* What you will do *
Extract the lines that hold the string "выключения".

[BEGIN Data provided]

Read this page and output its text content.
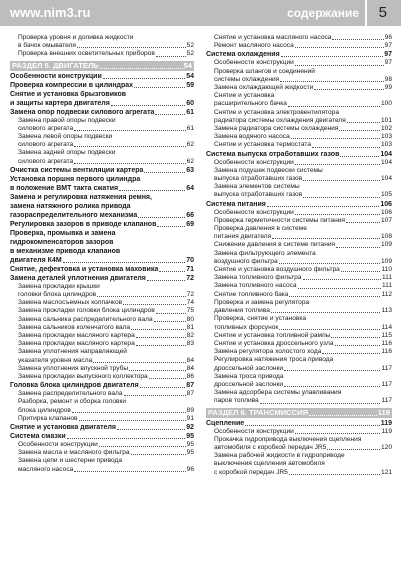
www.nim3.ru	содержание 5
Проверка уровня и доливка жидкости
в бачок омывателя	52
Проверка внешних осветительных приборов	52
РАЗДЕЛ 5. ДВИГАТЕЛЬ	54
Особенности конструкции	54
Проверка компрессии в цилиндрах	59
Снятие и установка брызговиков
и защиты картера двигателя	60
Замена опор подвески силового агрегата	61
Замена правой опоры подвески
силового агрегата	61
Замена левой опоры подвески
силового агрегата	62
Замена задней опоры подвески
силового агрегата	62
Очистка системы вентиляции картера	63
Установка поршня первого цилиндра
в положение ВМТ такта сжатия	64
Замена и регулировка натяжения ремня,
замена натяжного ролика привода
газораспределительного механизма	66
Регулировка зазоров в приводе клапанов	69
Проверка, промывка и замена
гидрокомпенсаторов зазоров
в механизме привода клапанов
двигателя К4М	70
Снятие, дефектовка и установка маховика	71
Замена деталей уплотнения двигателя	72
Замена прокладки крышки
головки блока цилиндров	72
Замена маслосъемных колпачков	74
Замена прокладки головки блока цилиндров	75
Замена сальника распределительного вала	80
Замена сальников коленчатого вала	81
Замена прокладки масляного картера	82
Замена прокладки масляного картера	83
Замена уплотнения направляющей
указателя уровня масла	84
Замена уплотнения впускной трубы	84
Замена прокладки выпускного коллектора	86
Головка блока цилиндров двигателя	87
Замена распределительного вала	87
Разборка, ремонт и сборка головки
блока цилиндров	89
Притирка клапанов	91
Снятие и установка двигателя	92
Система смазки	95
Особенности конструкции	95
Замена масла и масляного фильтра	95
Замена цепи и шестерни привода
масляного насоса	96
Снятие и установка масляного насоса	96
Ремонт масляного насоса	97
Система охлаждения	97
Особенности конструкции	97
Проверка шлангов и соединений
системы охлаждения	98
Замена охлаждающей жидкости	99
Снятие и установка
расширительного бачка	100
Снятие и установка электровентилятора
радиатора системы охлаждения двигателя	101
Замена радиатора системы охлаждения	102
Замена водяного насоса	103
Снятие и установка термостата	103
Система выпуска отработавших газов	104
Особенности конструкции	104
Замена подушек подвески системы
выпуска отработавших газов	104
Замена элементов системы
выпуска отработавших газов	105
Система питания	106
Особенности конструкции	106
Проверка герметичности системы питания	107
Проверка давления в системе
питания двигателя	108
Снижение давления в системе питания	109
Замена фильтрующего элемента
воздушного фильтра	109
Снятие и установка воздушного фильтра	110
Замена топливного фильтра	111
Замена топливного насоса	111
Снятие топливного бака	112
Проверка и замена регулятора
давления топлива	113
Проверка, снятие и установка
топливных форсунок	114
Снятие и установка топливной рампы	115
Снятие и установка дроссельного узла	116
Замена регулятора холостого хода	116
Регулировка натяжения троса привода
дроссельной заслонки	117
Замена троса привода
дроссельной заслонки	117
Замена адсорбера системы улавливания
паров топлива	117
РАЗДЕЛ 6. ТРАНСМИССИЯ	119
Сцепление	119
Особенности конструкции	119
Прокачка гидропривода выключения сцепления
автомобиля с коробкой передач JR5	120
Замена рабочей жидкости в гидроприводе
выключения сцепления автомобиля
с коробкой передач JR5	121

[END Data provided]

* Correct output *
Прокачка гидропривода выключения сцепления
выключения сцепления автомобиля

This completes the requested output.